Task statement: Please extract the lines below word for word, leaving out the picture.

** START Dataset entries **

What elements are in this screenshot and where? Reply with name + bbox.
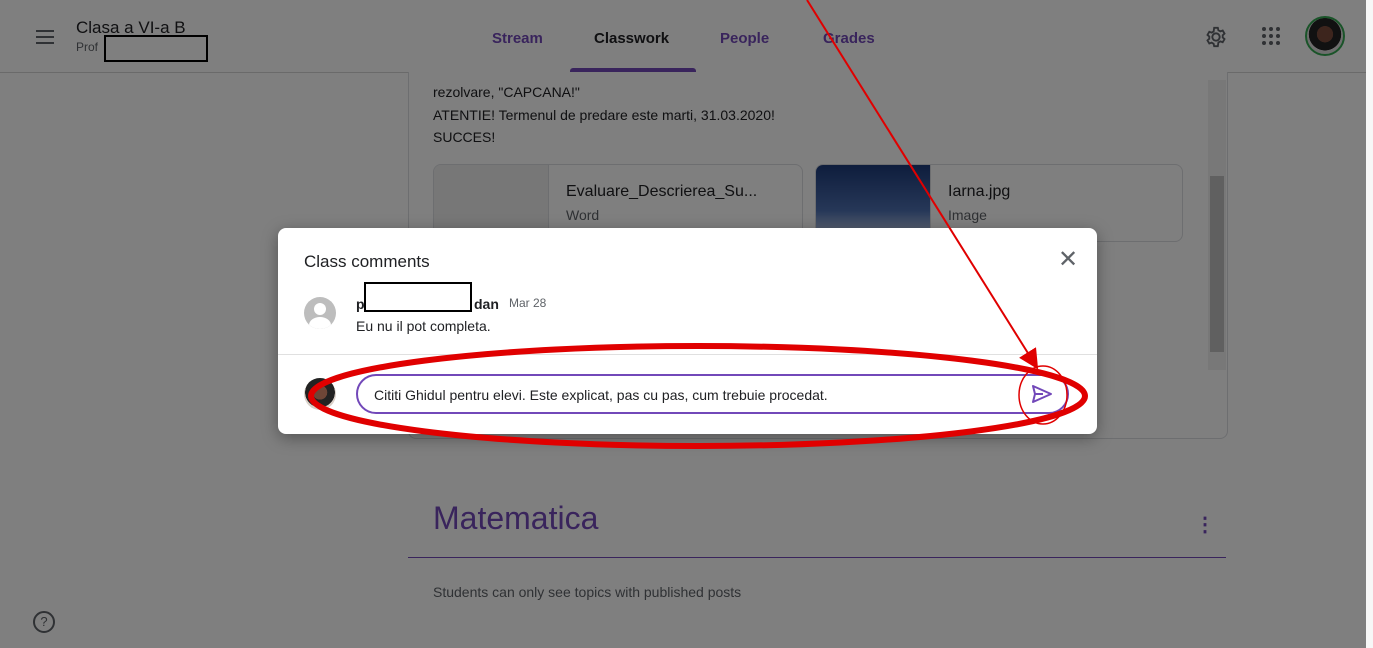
comment-date: Mar 28 — [509, 296, 547, 310]
comment-text: Eu nu il pot completa. — [356, 318, 491, 334]
redaction-box — [364, 282, 472, 312]
current-user-avatar — [304, 378, 336, 410]
dialog-title: Class comments — [304, 252, 430, 271]
divider — [278, 354, 1097, 355]
send-icon[interactable] — [1030, 382, 1054, 406]
comment-author: dan — [474, 296, 499, 312]
window-edge — [1366, 0, 1373, 648]
close-icon[interactable]: ✕ — [1058, 248, 1078, 272]
commenter-avatar — [304, 297, 336, 329]
comment-input[interactable]: Cititi Ghidul pentru elevi. Este explica… — [356, 374, 1069, 414]
comment-input-value[interactable]: Cititi Ghidul pentru elevi. Este explica… — [374, 387, 828, 403]
class-comments-dialog: Class comments ✕ p dan Mar 28 Eu nu il p… — [278, 228, 1097, 434]
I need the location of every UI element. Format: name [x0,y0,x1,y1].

** END Dataset entries **

Solution:
What elements are in this screenshot and where? Reply with name + bbox.
comment-date: Mar 28 — [509, 296, 547, 310]
comment-text: Eu nu il pot completa. — [356, 318, 491, 334]
redaction-box — [364, 282, 472, 312]
current-user-avatar — [304, 378, 336, 410]
dialog-title: Class comments — [304, 252, 430, 271]
divider — [278, 354, 1097, 355]
send-icon[interactable] — [1030, 382, 1054, 406]
comment-author: dan — [474, 296, 499, 312]
window-edge — [1366, 0, 1373, 648]
close-icon[interactable]: ✕ — [1058, 248, 1078, 272]
commenter-avatar — [304, 297, 336, 329]
comment-input[interactable]: Cititi Ghidul pentru elevi. Este explica… — [356, 374, 1069, 414]
comment-input-value[interactable]: Cititi Ghidul pentru elevi. Este explica… — [374, 387, 828, 403]
class-comments-dialog: Class comments ✕ p dan Mar 28 Eu nu il p… — [278, 228, 1097, 434]
I need the location of every UI element. Format: name [x0,y0,x1,y1].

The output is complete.